▸ What is being asked: Return the listing below in full, with every line exactly as it is.

▸ Task input:
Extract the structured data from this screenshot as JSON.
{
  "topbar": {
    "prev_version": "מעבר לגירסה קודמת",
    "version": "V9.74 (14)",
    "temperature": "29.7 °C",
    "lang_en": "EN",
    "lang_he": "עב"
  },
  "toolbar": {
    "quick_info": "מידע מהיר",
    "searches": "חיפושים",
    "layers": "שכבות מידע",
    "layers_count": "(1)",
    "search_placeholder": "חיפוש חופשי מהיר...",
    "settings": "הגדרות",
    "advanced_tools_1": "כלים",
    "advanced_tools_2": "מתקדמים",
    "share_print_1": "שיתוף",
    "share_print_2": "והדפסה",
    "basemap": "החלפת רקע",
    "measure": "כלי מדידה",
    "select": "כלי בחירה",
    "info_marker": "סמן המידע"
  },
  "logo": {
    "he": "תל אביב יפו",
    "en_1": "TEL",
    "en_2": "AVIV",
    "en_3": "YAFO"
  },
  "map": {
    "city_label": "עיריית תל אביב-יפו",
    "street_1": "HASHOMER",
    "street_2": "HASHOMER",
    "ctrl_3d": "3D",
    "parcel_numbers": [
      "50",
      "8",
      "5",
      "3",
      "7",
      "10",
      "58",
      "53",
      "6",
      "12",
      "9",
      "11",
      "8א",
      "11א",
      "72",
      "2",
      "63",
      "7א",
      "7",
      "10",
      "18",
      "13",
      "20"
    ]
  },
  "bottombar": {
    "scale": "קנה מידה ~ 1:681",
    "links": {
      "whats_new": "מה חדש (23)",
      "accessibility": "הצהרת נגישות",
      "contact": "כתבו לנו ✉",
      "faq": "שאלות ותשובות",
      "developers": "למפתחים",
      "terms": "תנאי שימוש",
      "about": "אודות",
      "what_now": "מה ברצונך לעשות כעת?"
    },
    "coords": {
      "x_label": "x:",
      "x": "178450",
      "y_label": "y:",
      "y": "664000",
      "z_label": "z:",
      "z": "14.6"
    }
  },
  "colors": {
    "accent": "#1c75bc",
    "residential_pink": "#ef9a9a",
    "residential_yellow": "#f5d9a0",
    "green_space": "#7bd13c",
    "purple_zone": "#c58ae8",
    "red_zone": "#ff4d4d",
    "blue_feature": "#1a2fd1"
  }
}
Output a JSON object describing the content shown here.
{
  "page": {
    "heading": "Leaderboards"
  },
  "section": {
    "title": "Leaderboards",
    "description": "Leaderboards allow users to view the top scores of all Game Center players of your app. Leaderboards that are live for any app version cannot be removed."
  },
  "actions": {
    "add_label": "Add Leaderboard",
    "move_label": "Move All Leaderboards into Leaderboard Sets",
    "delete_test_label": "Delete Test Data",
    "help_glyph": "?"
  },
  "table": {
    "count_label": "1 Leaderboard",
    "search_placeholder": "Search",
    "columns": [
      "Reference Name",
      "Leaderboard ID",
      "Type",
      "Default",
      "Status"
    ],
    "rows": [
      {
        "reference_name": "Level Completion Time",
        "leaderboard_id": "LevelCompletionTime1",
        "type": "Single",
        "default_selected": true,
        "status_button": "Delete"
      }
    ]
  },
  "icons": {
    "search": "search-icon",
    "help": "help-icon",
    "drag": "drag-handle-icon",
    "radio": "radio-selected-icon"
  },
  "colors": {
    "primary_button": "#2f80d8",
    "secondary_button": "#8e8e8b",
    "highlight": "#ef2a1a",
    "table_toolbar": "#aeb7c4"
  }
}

▸ Solved exercise:
Extract the structured data from this screenshot as JSON.
{
  "topbar": {
    "prev_version": "מעבר לגירסה קודמת",
    "version": "V9.74 (14)",
    "temperature": "29.7 °C",
    "lang_en": "EN",
    "lang_he": "עב"
  },
  "toolbar": {
    "quick_info": "מידע מהיר",
    "searches": "חיפושים",
    "layers": "שכבות מידע",
    "layers_count": "(1)",
    "search_placeholder": "חיפוש חופשי מהיר...",
    "settings": "הגדרות",
    "advanced_tools_1": "כלים",
    "advanced_tools_2": "מתקדמים",
    "share_print_1": "שיתוף",
    "share_print_2": "והדפסה",
    "basemap": "החלפת רקע",
    "measure": "כלי מדידה",
    "select": "כלי בחירה",
    "info_marker": "סמן המידע"
  },
  "logo": {
    "he": "תל אביב יפו",
    "en_1": "TEL",
    "en_2": "AVIV",
    "en_3": "YAFO"
  },
  "map": {
    "city_label": "עיריית תל אביב-יפו",
    "street_1": "HASHOMER",
    "street_2": "HASHOMER",
    "ctrl_3d": "3D",
    "parcel_numbers": [
      "50",
      "8",
      "5",
      "3",
      "7",
      "10",
      "58",
      "53",
      "6",
      "12",
      "9",
      "11",
      "8א",
      "11א",
      "72",
      "2",
      "63",
      "7א",
      "7",
      "10",
      "18",
      "13",
      "20"
    ]
  },
  "bottombar": {
    "scale": "קנה מידה ~ 1:681",
    "links": {
      "whats_new": "מה חדש (23)",
      "accessibility": "הצהרת נגישות",
      "contact": "כתבו לנו ✉",
      "faq": "שאלות ותשובות",
      "developers": "למפתחים",
      "terms": "תנאי שימוש",
      "about": "אודות",
      "what_now": "מה ברצונך לעשות כעת?"
    },
    "coords": {
      "x_label": "x:",
      "x": "178450",
      "y_label": "y:",
      "y": "664000",
      "z_label": "z:",
      "z": "14.6"
    }
  },
  "colors": {
    "accent": "#1c75bc",
    "residential_pink": "#ef9a9a",
    "residential_yellow": "#f5d9a0",
    "green_space": "#7bd13c",
    "purple_zone": "#c58ae8",
    "red_zone": "#ff4d4d",
    "blue_feature": "#1a2fd1"
  }
}
Output a JSON object describing the content shown here.
{
  "page": {
    "heading": "Leaderboards"
  },
  "section": {
    "title": "Leaderboards",
    "description": "Leaderboards allow users to view the top scores of all Game Center players of your app. Leaderboards that are live for any app version cannot be removed."
  },
  "actions": {
    "add_label": "Add Leaderboard",
    "move_label": "Move All Leaderboards into Leaderboard Sets",
    "delete_test_label": "Delete Test Data",
    "help_glyph": "?"
  },
  "table": {
    "count_label": "1 Leaderboard",
    "search_placeholder": "Search",
    "columns": [
      "Reference Name",
      "Leaderboard ID",
      "Type",
      "Default",
      "Status"
    ],
    "rows": [
      {
        "reference_name": "Level Completion Time",
        "leaderboard_id": "LevelCompletionTime1",
        "type": "Single",
        "default_selected": true,
        "status_button": "Delete"
      }
    ]
  },
  "icons": {
    "search": "search-icon",
    "help": "help-icon",
    "drag": "drag-handle-icon",
    "radio": "radio-selected-icon"
  },
  "colors": {
    "primary_button": "#2f80d8",
    "secondary_button": "#8e8e8b",
    "highlight": "#ef2a1a",
    "table_toolbar": "#aeb7c4"
  }
}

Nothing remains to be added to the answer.